* SHORT TASK:
Images must not appear in your copy; reproduce every other part of the records exactly.

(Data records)
___
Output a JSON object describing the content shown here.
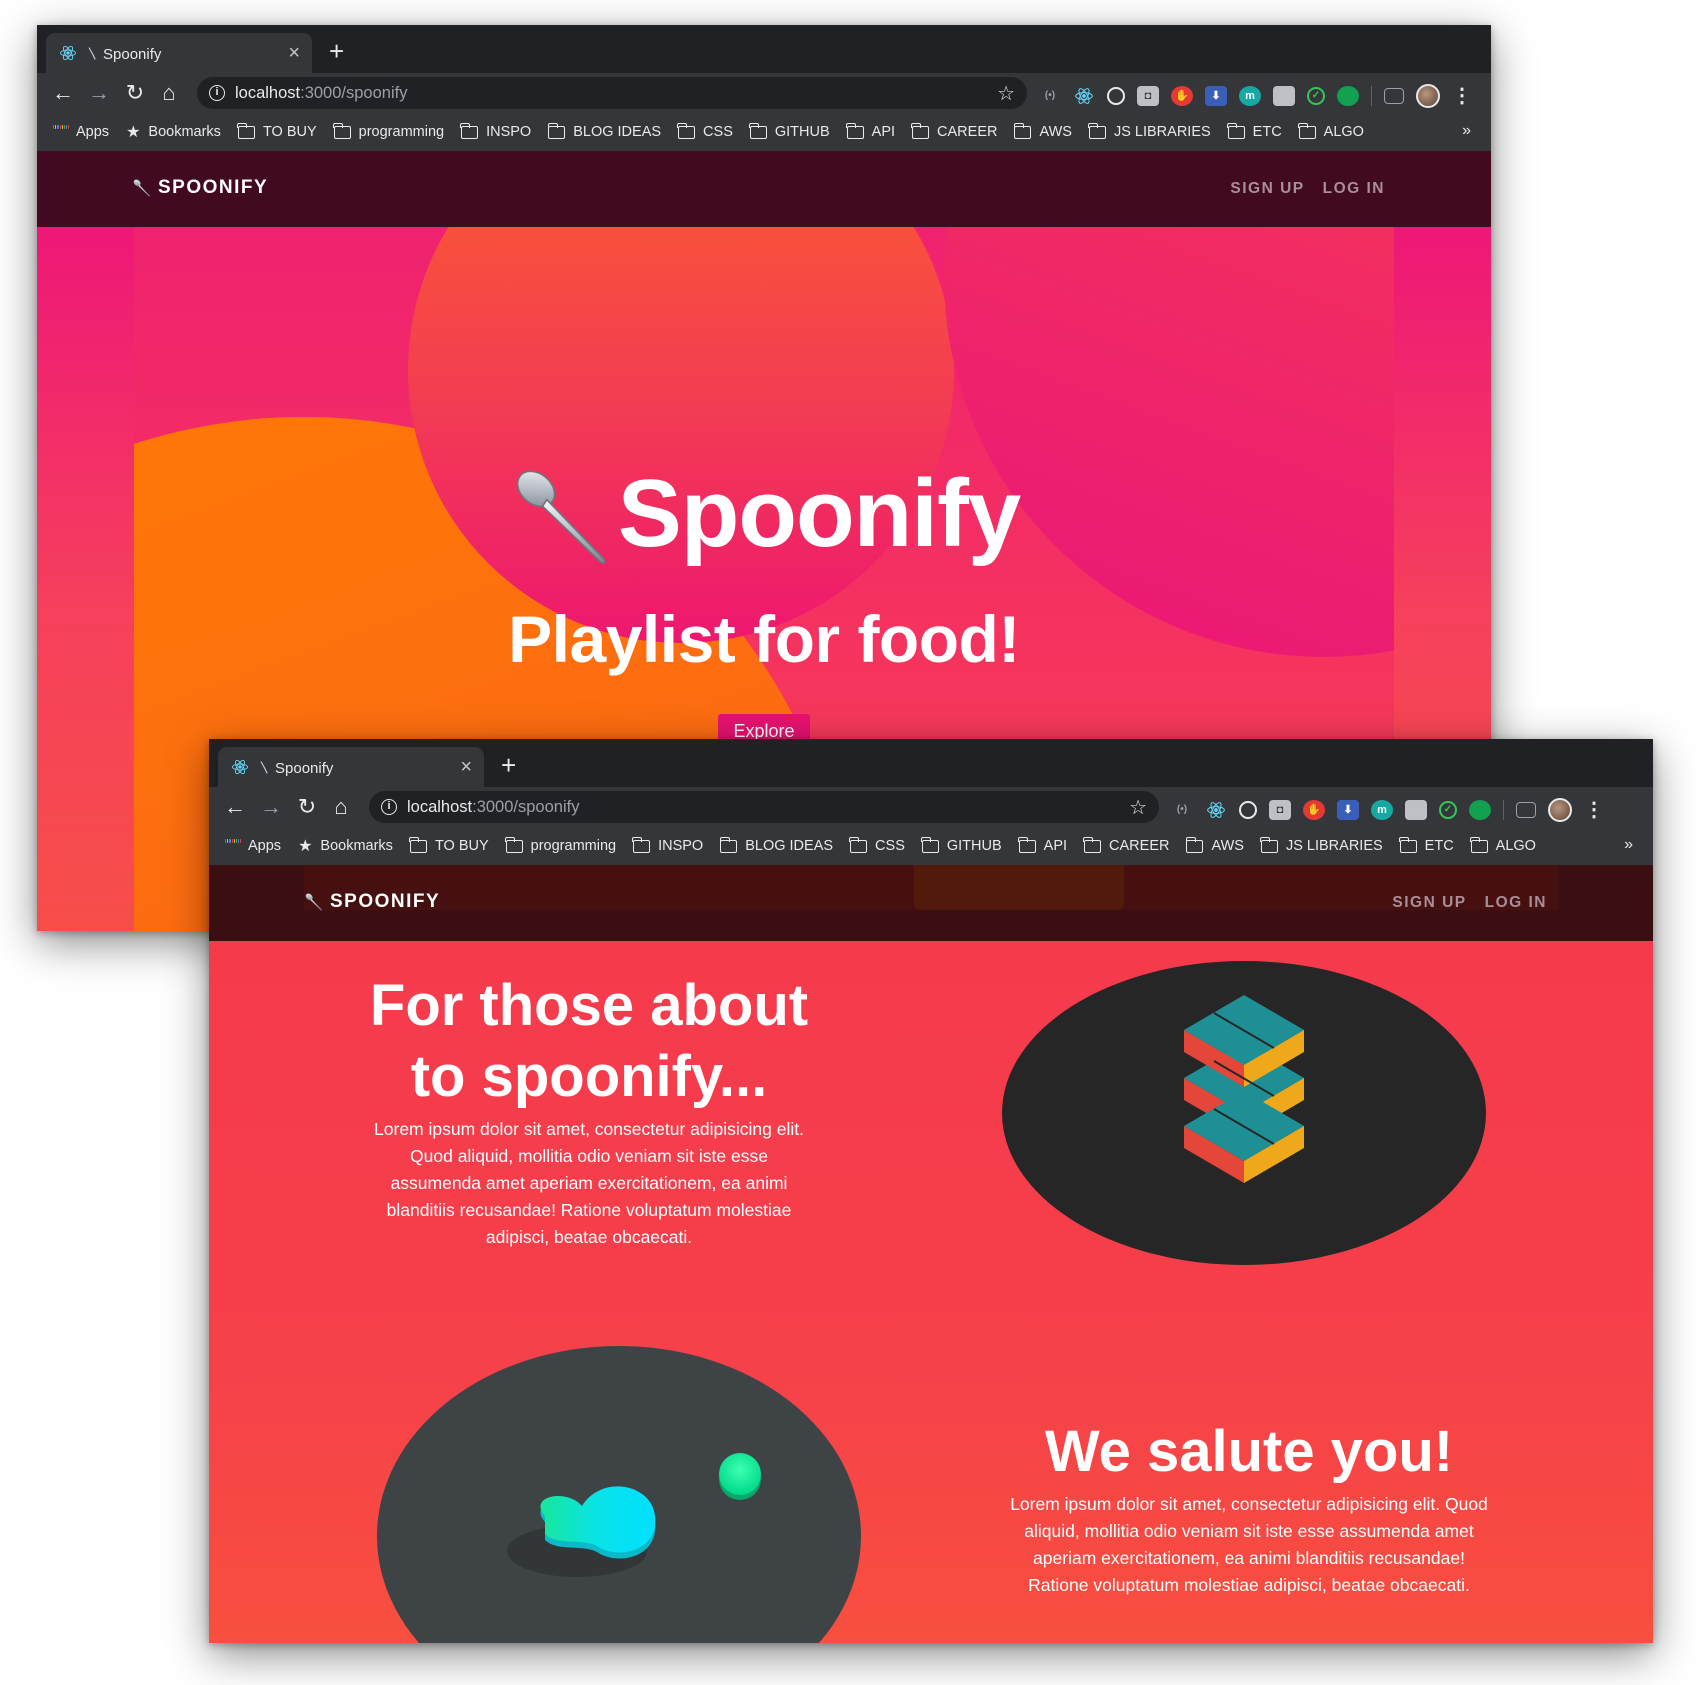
{
  "browser": {
    "tab_title": "Spoonify",
    "url_host": "localhost",
    "url_path": ":3000/spoonify",
    "bookmarks": [
      "Apps",
      "Bookmarks",
      "TO BUY",
      "programming",
      "INSPO",
      "BLOG IDEAS",
      "CSS",
      "GITHUB",
      "API",
      "CAREER",
      "AWS",
      "JS LIBRARIES",
      "ETC",
      "ALGO"
    ],
    "more": "»"
  },
  "nav": {
    "brand": "SPOONIFY",
    "sign_up": "SIGN UP",
    "log_in": "LOG IN"
  },
  "hero": {
    "title": "Spoonify",
    "subtitle": "Playlist for food!",
    "button": "Explore"
  },
  "features": [
    {
      "title_line1": "For those about",
      "title_line2": "to spoonify...",
      "text": "Lorem ipsum dolor sit amet, consectetur adipisicing elit. Quod aliquid, mollitia odio veniam sit iste esse assumenda amet aperiam exercitationem, ea animi blanditiis recusandae! Ratione voluptatum molestiae adipisci, beatae obcaecati."
    },
    {
      "title": "We salute you!",
      "text": "Lorem ipsum dolor sit amet, consectetur adipisicing elit. Quod aliquid, mollitia odio veniam sit iste esse assumenda amet aperiam exercitationem, ea animi blanditiis recusandae! Ratione voluptatum molestiae adipisci, beatae obcaecati."
    }
  ],
  "colors": {
    "chrome_dark": "#202124",
    "chrome_toolbar": "#35363a",
    "nav_bg": "#420a20",
    "hero_pink": "#ee1777",
    "accent_orange": "#ff7a06",
    "explore_button": "#e8126f",
    "section_red": "#f53a4c",
    "oval_dark": "#262626"
  },
  "icons": [
    "react-favicon",
    "spoon-icon",
    "back-arrow-icon",
    "forward-arrow-icon",
    "reload-icon",
    "home-icon",
    "info-icon",
    "star-icon",
    "apps-grid-icon",
    "folder-icon",
    "kebab-menu-icon",
    "isometric-blocks-illustration",
    "blob-toggle-illustration"
  ]
}
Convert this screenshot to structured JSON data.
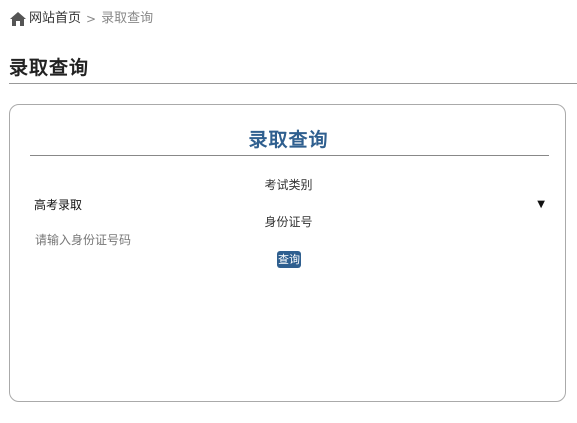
{
  "breadcrumb": {
    "home_icon": "home-icon",
    "home_label": "网站首页",
    "separator": ">",
    "current": "录取查询"
  },
  "page": {
    "title": "录取查询"
  },
  "form": {
    "title": "录取查询",
    "exam_type_label": "考试类别",
    "exam_type_value": "高考录取",
    "id_label": "身份证号",
    "id_placeholder": "请输入身份证号码",
    "submit_label": "查询"
  },
  "colors": {
    "accent": "#2f5f8f",
    "border": "#aaaaaa"
  }
}
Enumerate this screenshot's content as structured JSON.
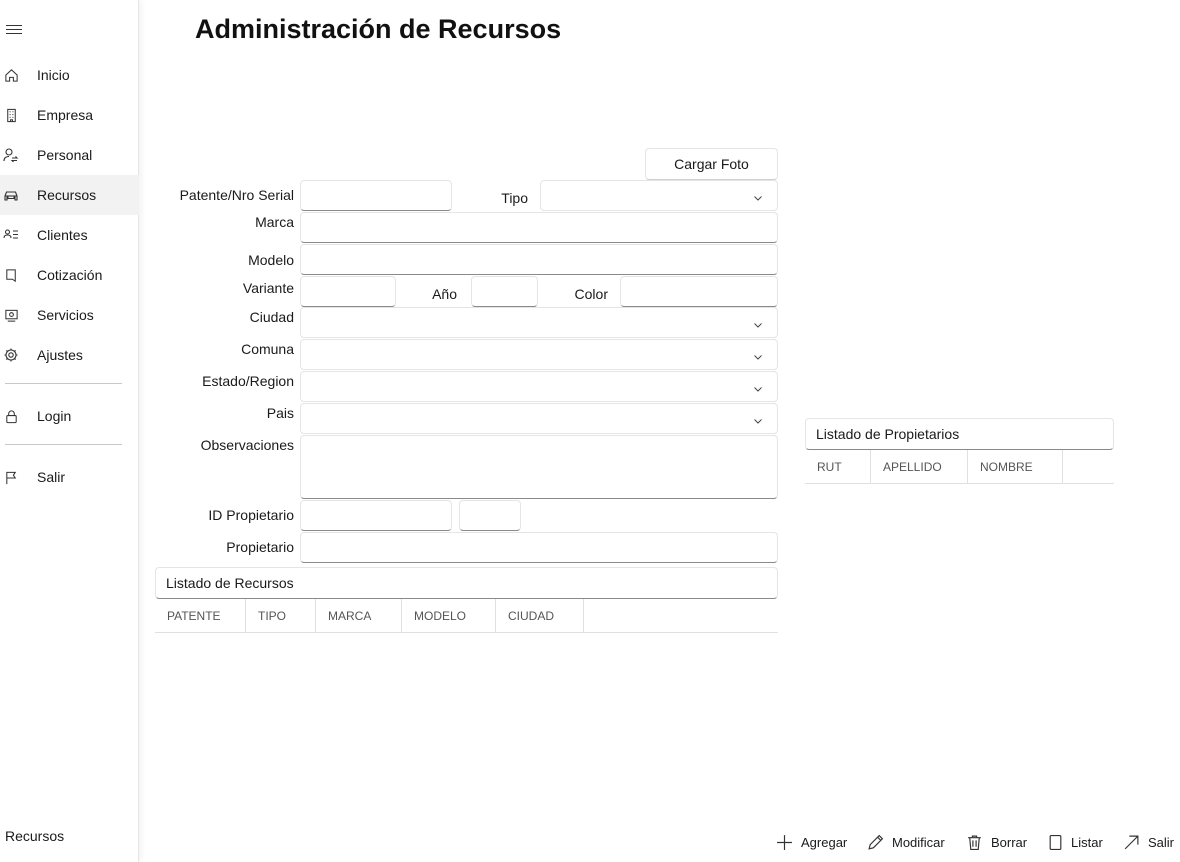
{
  "app": {
    "title": "Administración de Recursos",
    "footer_label": "Recursos"
  },
  "sidebar": {
    "items": [
      {
        "label": "Inicio",
        "icon": "home-icon"
      },
      {
        "label": "Empresa",
        "icon": "building-icon"
      },
      {
        "label": "Personal",
        "icon": "person-switch-icon"
      },
      {
        "label": "Recursos",
        "icon": "car-icon",
        "active": true
      },
      {
        "label": "Clientes",
        "icon": "contact-list-icon"
      },
      {
        "label": "Cotización",
        "icon": "document-icon"
      },
      {
        "label": "Servicios",
        "icon": "screen-icon"
      },
      {
        "label": "Ajustes",
        "icon": "gear-icon"
      },
      {
        "label": "Login",
        "icon": "lock-icon"
      },
      {
        "label": "Salir",
        "icon": "flag-icon"
      }
    ]
  },
  "form": {
    "load_photo_button": "Cargar Foto",
    "patente_label": "Patente/Nro Serial",
    "patente_value": "",
    "tipo_label": "Tipo",
    "tipo_value": "",
    "marca_label": "Marca",
    "marca_value": "",
    "modelo_label": "Modelo",
    "modelo_value": "",
    "variante_label": "Variante",
    "variante_value": "",
    "anio_label": "Año",
    "anio_value": "",
    "color_label": "Color",
    "color_value": "",
    "ciudad_label": "Ciudad",
    "ciudad_value": "",
    "comuna_label": "Comuna",
    "comuna_value": "",
    "estado_label": "Estado/Region",
    "estado_value": "",
    "pais_label": "Pais",
    "pais_value": "",
    "observaciones_label": "Observaciones",
    "observaciones_value": "",
    "id_propietario_label": "ID Propietario",
    "id_propietario_value": "",
    "id_propietario_extra_value": "",
    "propietario_label": "Propietario",
    "propietario_value": ""
  },
  "recursos_list": {
    "title": "Listado de Recursos",
    "columns": [
      "PATENTE",
      "TIPO",
      "MARCA",
      "MODELO",
      "CIUDAD"
    ]
  },
  "propietarios_list": {
    "title": "Listado de Propietarios",
    "columns": [
      "RUT",
      "APELLIDO",
      "NOMBRE"
    ]
  },
  "commands": [
    {
      "label": "Agregar",
      "icon": "plus-icon"
    },
    {
      "label": "Modificar",
      "icon": "pencil-icon"
    },
    {
      "label": "Borrar",
      "icon": "trash-icon"
    },
    {
      "label": "Listar",
      "icon": "page-icon"
    },
    {
      "label": "Salir",
      "icon": "arrow-up-right-icon"
    }
  ]
}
___
* SOLUTION TO THIS TASK:
Output a JSON object describing the content shown here.
{
  "browser": {
    "tab_title": "Spoonify",
    "url_host": "localhost",
    "url_path": ":3000/spoonify",
    "bookmarks": [
      "Apps",
      "Bookmarks",
      "TO BUY",
      "programming",
      "INSPO",
      "BLOG IDEAS",
      "CSS",
      "GITHUB",
      "API",
      "CAREER",
      "AWS",
      "JS LIBRARIES",
      "ETC",
      "ALGO"
    ],
    "more": "»"
  },
  "nav": {
    "brand": "SPOONIFY",
    "sign_up": "SIGN UP",
    "log_in": "LOG IN"
  },
  "hero": {
    "title": "Spoonify",
    "subtitle": "Playlist for food!",
    "button": "Explore"
  },
  "features": [
    {
      "title_line1": "For those about",
      "title_line2": "to spoonify...",
      "text": "Lorem ipsum dolor sit amet, consectetur adipisicing elit. Quod aliquid, mollitia odio veniam sit iste esse assumenda amet aperiam exercitationem, ea animi blanditiis recusandae! Ratione voluptatum molestiae adipisci, beatae obcaecati."
    },
    {
      "title": "We salute you!",
      "text": "Lorem ipsum dolor sit amet, consectetur adipisicing elit. Quod aliquid, mollitia odio veniam sit iste esse assumenda amet aperiam exercitationem, ea animi blanditiis recusandae! Ratione voluptatum molestiae adipisci, beatae obcaecati."
    }
  ],
  "colors": {
    "chrome_dark": "#202124",
    "chrome_toolbar": "#35363a",
    "nav_bg": "#420a20",
    "hero_pink": "#ee1777",
    "accent_orange": "#ff7a06",
    "explore_button": "#e8126f",
    "section_red": "#f53a4c",
    "oval_dark": "#262626"
  },
  "icons": [
    "react-favicon",
    "spoon-icon",
    "back-arrow-icon",
    "forward-arrow-icon",
    "reload-icon",
    "home-icon",
    "info-icon",
    "star-icon",
    "apps-grid-icon",
    "folder-icon",
    "kebab-menu-icon",
    "isometric-blocks-illustration",
    "blob-toggle-illustration"
  ]
}
Convert this screenshot to structured JSON data.
{
  "breadcrumb": {
    "home_icon": "home-icon",
    "home_label": "网站首页",
    "separator": ">",
    "current": "录取查询"
  },
  "page": {
    "title": "录取查询"
  },
  "form": {
    "title": "录取查询",
    "exam_type_label": "考试类别",
    "exam_type_value": "高考录取",
    "id_label": "身份证号",
    "id_placeholder": "请输入身份证号码",
    "submit_label": "查询"
  },
  "colors": {
    "accent": "#2f5f8f",
    "border": "#aaaaaa"
  }
}
Enumerate this screenshot's content as structured JSON.
{
  "app": {
    "title": "Administración de Recursos",
    "footer_label": "Recursos"
  },
  "sidebar": {
    "items": [
      {
        "label": "Inicio",
        "icon": "home-icon"
      },
      {
        "label": "Empresa",
        "icon": "building-icon"
      },
      {
        "label": "Personal",
        "icon": "person-switch-icon"
      },
      {
        "label": "Recursos",
        "icon": "car-icon",
        "active": true
      },
      {
        "label": "Clientes",
        "icon": "contact-list-icon"
      },
      {
        "label": "Cotización",
        "icon": "document-icon"
      },
      {
        "label": "Servicios",
        "icon": "screen-icon"
      },
      {
        "label": "Ajustes",
        "icon": "gear-icon"
      },
      {
        "label": "Login",
        "icon": "lock-icon"
      },
      {
        "label": "Salir",
        "icon": "flag-icon"
      }
    ]
  },
  "form": {
    "load_photo_button": "Cargar Foto",
    "patente_label": "Patente/Nro Serial",
    "patente_value": "",
    "tipo_label": "Tipo",
    "tipo_value": "",
    "marca_label": "Marca",
    "marca_value": "",
    "modelo_label": "Modelo",
    "modelo_value": "",
    "variante_label": "Variante",
    "variante_value": "",
    "anio_label": "Año",
    "anio_value": "",
    "color_label": "Color",
    "color_value": "",
    "ciudad_label": "Ciudad",
    "ciudad_value": "",
    "comuna_label": "Comuna",
    "comuna_value": "",
    "estado_label": "Estado/Region",
    "estado_value": "",
    "pais_label": "Pais",
    "pais_value": "",
    "observaciones_label": "Observaciones",
    "observaciones_value": "",
    "id_propietario_label": "ID Propietario",
    "id_propietario_value": "",
    "id_propietario_extra_value": "",
    "propietario_label": "Propietario",
    "propietario_value": ""
  },
  "recursos_list": {
    "title": "Listado de Recursos",
    "columns": [
      "PATENTE",
      "TIPO",
      "MARCA",
      "MODELO",
      "CIUDAD"
    ]
  },
  "propietarios_list": {
    "title": "Listado de Propietarios",
    "columns": [
      "RUT",
      "APELLIDO",
      "NOMBRE"
    ]
  },
  "commands": [
    {
      "label": "Agregar",
      "icon": "plus-icon"
    },
    {
      "label": "Modificar",
      "icon": "pencil-icon"
    },
    {
      "label": "Borrar",
      "icon": "trash-icon"
    },
    {
      "label": "Listar",
      "icon": "page-icon"
    },
    {
      "label": "Salir",
      "icon": "arrow-up-right-icon"
    }
  ]
}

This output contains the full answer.